# TASK INSTRUCTIONS
Spot each line in the records below where the word "name" occurs, then copy it.

++++ DATA FOR THIS EXERCISE ++++

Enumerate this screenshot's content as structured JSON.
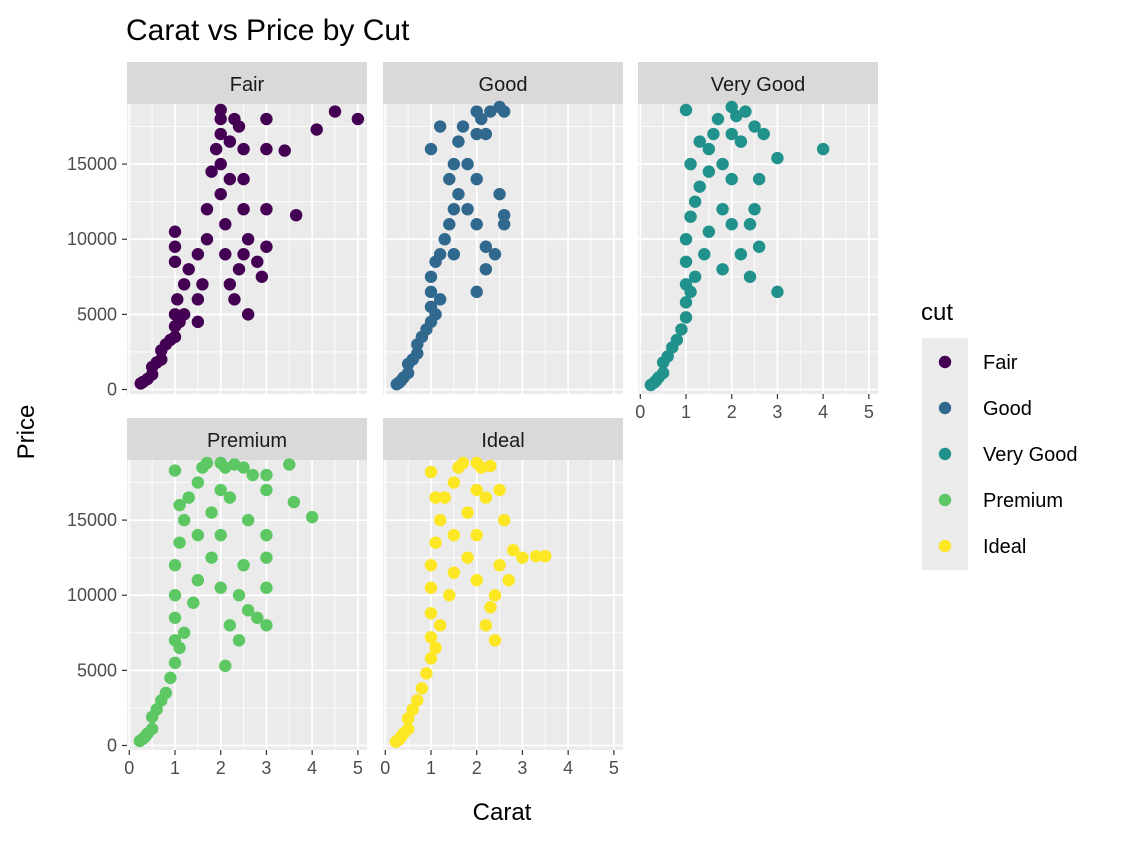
{
  "chart_data": {
    "type": "scatter",
    "title": "Carat vs Price by Cut",
    "xlabel": "Carat",
    "ylabel": "Price",
    "xlim": [
      -0.05,
      5.2
    ],
    "ylim": [
      -300,
      19000
    ],
    "x_ticks": [
      0,
      1,
      2,
      3,
      4,
      5
    ],
    "y_ticks": [
      0,
      5000,
      10000,
      15000
    ],
    "x_tick_labels": [
      "0",
      "1",
      "2",
      "3",
      "4",
      "5"
    ],
    "y_tick_labels": [
      "0",
      "5000",
      "10000",
      "15000"
    ],
    "grid": true,
    "legend": {
      "title": "cut",
      "position": "right"
    },
    "facets": [
      "Fair",
      "Good",
      "Very Good",
      "Premium",
      "Ideal"
    ],
    "series": [
      {
        "name": "Fair",
        "color": "#440154",
        "points": [
          [
            0.25,
            400
          ],
          [
            0.3,
            500
          ],
          [
            0.4,
            700
          ],
          [
            0.5,
            1000
          ],
          [
            0.5,
            1500
          ],
          [
            0.6,
            1800
          ],
          [
            0.7,
            2000
          ],
          [
            0.7,
            2600
          ],
          [
            0.8,
            3000
          ],
          [
            0.9,
            3300
          ],
          [
            1.0,
            3500
          ],
          [
            1.0,
            4200
          ],
          [
            1.0,
            5000
          ],
          [
            1.05,
            6000
          ],
          [
            1.1,
            4500
          ],
          [
            1.2,
            5000
          ],
          [
            1.0,
            10500
          ],
          [
            1.0,
            9500
          ],
          [
            1.0,
            8500
          ],
          [
            1.2,
            7000
          ],
          [
            1.3,
            8000
          ],
          [
            1.5,
            9000
          ],
          [
            1.5,
            6000
          ],
          [
            1.5,
            4500
          ],
          [
            1.6,
            7000
          ],
          [
            1.7,
            10000
          ],
          [
            1.7,
            12000
          ],
          [
            1.8,
            14500
          ],
          [
            1.9,
            16000
          ],
          [
            2.0,
            18600
          ],
          [
            2.0,
            18000
          ],
          [
            2.0,
            17000
          ],
          [
            2.0,
            15000
          ],
          [
            2.0,
            13000
          ],
          [
            2.1,
            11000
          ],
          [
            2.1,
            9000
          ],
          [
            2.2,
            14000
          ],
          [
            2.2,
            16500
          ],
          [
            2.3,
            18000
          ],
          [
            2.4,
            17500
          ],
          [
            2.5,
            16000
          ],
          [
            2.5,
            14000
          ],
          [
            2.5,
            12000
          ],
          [
            2.2,
            7000
          ],
          [
            2.3,
            6000
          ],
          [
            2.4,
            8000
          ],
          [
            2.5,
            9000
          ],
          [
            2.6,
            5000
          ],
          [
            2.6,
            10000
          ],
          [
            2.8,
            8500
          ],
          [
            2.9,
            7500
          ],
          [
            3.0,
            12000
          ],
          [
            3.0,
            18000
          ],
          [
            3.0,
            16000
          ],
          [
            3.0,
            9500
          ],
          [
            3.4,
            15900
          ],
          [
            3.65,
            11600
          ],
          [
            4.1,
            17300
          ],
          [
            4.5,
            18500
          ],
          [
            5.0,
            18000
          ]
        ]
      },
      {
        "name": "Good",
        "color": "#31688E",
        "points": [
          [
            0.25,
            350
          ],
          [
            0.3,
            450
          ],
          [
            0.35,
            600
          ],
          [
            0.4,
            800
          ],
          [
            0.5,
            1100
          ],
          [
            0.5,
            1700
          ],
          [
            0.6,
            2000
          ],
          [
            0.7,
            2400
          ],
          [
            0.7,
            3000
          ],
          [
            0.8,
            3500
          ],
          [
            0.9,
            4000
          ],
          [
            1.0,
            4500
          ],
          [
            1.0,
            5500
          ],
          [
            1.0,
            6500
          ],
          [
            1.0,
            7500
          ],
          [
            1.1,
            8500
          ],
          [
            1.1,
            5000
          ],
          [
            1.2,
            6000
          ],
          [
            1.2,
            9000
          ],
          [
            1.3,
            10000
          ],
          [
            1.4,
            11000
          ],
          [
            1.5,
            12000
          ],
          [
            1.5,
            9000
          ],
          [
            1.5,
            15000
          ],
          [
            1.6,
            16500
          ],
          [
            1.7,
            17500
          ],
          [
            1.2,
            17500
          ],
          [
            1.0,
            16000
          ],
          [
            1.4,
            14000
          ],
          [
            1.6,
            13000
          ],
          [
            1.8,
            15000
          ],
          [
            1.8,
            12000
          ],
          [
            2.0,
            18500
          ],
          [
            2.0,
            17000
          ],
          [
            2.0,
            14000
          ],
          [
            2.0,
            11000
          ],
          [
            2.1,
            18000
          ],
          [
            2.2,
            17000
          ],
          [
            2.3,
            18500
          ],
          [
            2.5,
            18800
          ],
          [
            2.6,
            18500
          ],
          [
            2.6,
            11600
          ],
          [
            2.6,
            11000
          ],
          [
            2.2,
            9500
          ],
          [
            2.2,
            8000
          ],
          [
            2.4,
            9000
          ],
          [
            2.5,
            13000
          ],
          [
            2.0,
            6500
          ]
        ]
      },
      {
        "name": "Very Good",
        "color": "#21918C",
        "points": [
          [
            0.23,
            300
          ],
          [
            0.3,
            450
          ],
          [
            0.35,
            600
          ],
          [
            0.4,
            800
          ],
          [
            0.5,
            1100
          ],
          [
            0.5,
            1800
          ],
          [
            0.6,
            2200
          ],
          [
            0.7,
            2800
          ],
          [
            0.8,
            3300
          ],
          [
            0.9,
            4000
          ],
          [
            1.0,
            4800
          ],
          [
            1.0,
            5800
          ],
          [
            1.0,
            7000
          ],
          [
            1.0,
            8500
          ],
          [
            1.0,
            10000
          ],
          [
            1.1,
            11500
          ],
          [
            1.1,
            6500
          ],
          [
            1.2,
            7500
          ],
          [
            1.2,
            12500
          ],
          [
            1.3,
            13500
          ],
          [
            1.4,
            9000
          ],
          [
            1.5,
            10500
          ],
          [
            1.5,
            14500
          ],
          [
            1.5,
            16000
          ],
          [
            1.6,
            17000
          ],
          [
            1.7,
            18000
          ],
          [
            1.0,
            18600
          ],
          [
            1.1,
            15000
          ],
          [
            1.3,
            16500
          ],
          [
            1.8,
            15000
          ],
          [
            1.8,
            12000
          ],
          [
            2.0,
            18800
          ],
          [
            2.0,
            17000
          ],
          [
            2.0,
            14000
          ],
          [
            2.0,
            11000
          ],
          [
            2.1,
            18200
          ],
          [
            2.2,
            16500
          ],
          [
            2.3,
            18500
          ],
          [
            2.5,
            17500
          ],
          [
            2.7,
            17000
          ],
          [
            2.6,
            14000
          ],
          [
            2.5,
            12000
          ],
          [
            2.4,
            11000
          ],
          [
            2.2,
            9000
          ],
          [
            2.4,
            7500
          ],
          [
            2.6,
            9500
          ],
          [
            3.0,
            15400
          ],
          [
            3.0,
            6500
          ],
          [
            4.0,
            16000
          ],
          [
            1.8,
            8000
          ]
        ]
      },
      {
        "name": "Premium",
        "color": "#5DC863",
        "points": [
          [
            0.23,
            300
          ],
          [
            0.3,
            450
          ],
          [
            0.35,
            600
          ],
          [
            0.4,
            800
          ],
          [
            0.5,
            1100
          ],
          [
            0.5,
            1900
          ],
          [
            0.6,
            2400
          ],
          [
            0.7,
            3000
          ],
          [
            0.8,
            3500
          ],
          [
            0.9,
            4500
          ],
          [
            1.0,
            5500
          ],
          [
            1.0,
            7000
          ],
          [
            1.0,
            8500
          ],
          [
            1.0,
            10000
          ],
          [
            1.0,
            12000
          ],
          [
            1.1,
            13500
          ],
          [
            1.1,
            6500
          ],
          [
            1.2,
            7500
          ],
          [
            1.2,
            15000
          ],
          [
            1.3,
            16500
          ],
          [
            1.4,
            9500
          ],
          [
            1.5,
            11000
          ],
          [
            1.5,
            14000
          ],
          [
            1.5,
            17500
          ],
          [
            1.6,
            18500
          ],
          [
            1.7,
            18800
          ],
          [
            1.0,
            18300
          ],
          [
            1.1,
            16000
          ],
          [
            1.8,
            15500
          ],
          [
            1.8,
            12500
          ],
          [
            2.0,
            18800
          ],
          [
            2.0,
            17000
          ],
          [
            2.0,
            14000
          ],
          [
            2.0,
            10500
          ],
          [
            2.1,
            18500
          ],
          [
            2.2,
            16500
          ],
          [
            2.3,
            18700
          ],
          [
            2.5,
            18500
          ],
          [
            2.7,
            18000
          ],
          [
            2.6,
            15000
          ],
          [
            2.5,
            12000
          ],
          [
            2.4,
            10000
          ],
          [
            2.2,
            8000
          ],
          [
            2.4,
            7000
          ],
          [
            2.6,
            9000
          ],
          [
            2.8,
            8500
          ],
          [
            3.0,
            18000
          ],
          [
            3.0,
            17000
          ],
          [
            3.0,
            14000
          ],
          [
            3.0,
            12500
          ],
          [
            3.0,
            10500
          ],
          [
            3.0,
            8000
          ],
          [
            3.5,
            18700
          ],
          [
            3.6,
            16200
          ],
          [
            4.0,
            15200
          ],
          [
            2.1,
            5300
          ]
        ]
      },
      {
        "name": "Ideal",
        "color": "#FDE725",
        "points": [
          [
            0.23,
            250
          ],
          [
            0.3,
            400
          ],
          [
            0.35,
            600
          ],
          [
            0.4,
            800
          ],
          [
            0.5,
            1100
          ],
          [
            0.5,
            1800
          ],
          [
            0.6,
            2400
          ],
          [
            0.7,
            3000
          ],
          [
            0.8,
            3800
          ],
          [
            0.9,
            4800
          ],
          [
            1.0,
            5800
          ],
          [
            1.0,
            7200
          ],
          [
            1.0,
            8800
          ],
          [
            1.0,
            10500
          ],
          [
            1.0,
            12000
          ],
          [
            1.1,
            13500
          ],
          [
            1.1,
            6500
          ],
          [
            1.2,
            8000
          ],
          [
            1.2,
            15000
          ],
          [
            1.3,
            16500
          ],
          [
            1.4,
            10000
          ],
          [
            1.5,
            11500
          ],
          [
            1.5,
            14000
          ],
          [
            1.5,
            17500
          ],
          [
            1.6,
            18500
          ],
          [
            1.7,
            18800
          ],
          [
            1.0,
            18200
          ],
          [
            1.1,
            16500
          ],
          [
            1.8,
            15500
          ],
          [
            1.8,
            12500
          ],
          [
            2.0,
            18800
          ],
          [
            2.0,
            17000
          ],
          [
            2.0,
            14000
          ],
          [
            2.0,
            11000
          ],
          [
            2.1,
            18500
          ],
          [
            2.2,
            16500
          ],
          [
            2.3,
            18600
          ],
          [
            2.5,
            17000
          ],
          [
            2.6,
            15000
          ],
          [
            2.5,
            12000
          ],
          [
            2.4,
            10000
          ],
          [
            2.2,
            8000
          ],
          [
            2.4,
            7000
          ],
          [
            2.7,
            11000
          ],
          [
            2.8,
            13000
          ],
          [
            3.0,
            12500
          ],
          [
            3.3,
            12600
          ],
          [
            3.5,
            12600
          ],
          [
            2.3,
            9200
          ]
        ]
      }
    ]
  }
}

++++

# WRITTEN ANSWER
        "name": "Fair",
        "name": "Good",
        "name": "Very Good",
        "name": "Premium",
        "name": "Ideal",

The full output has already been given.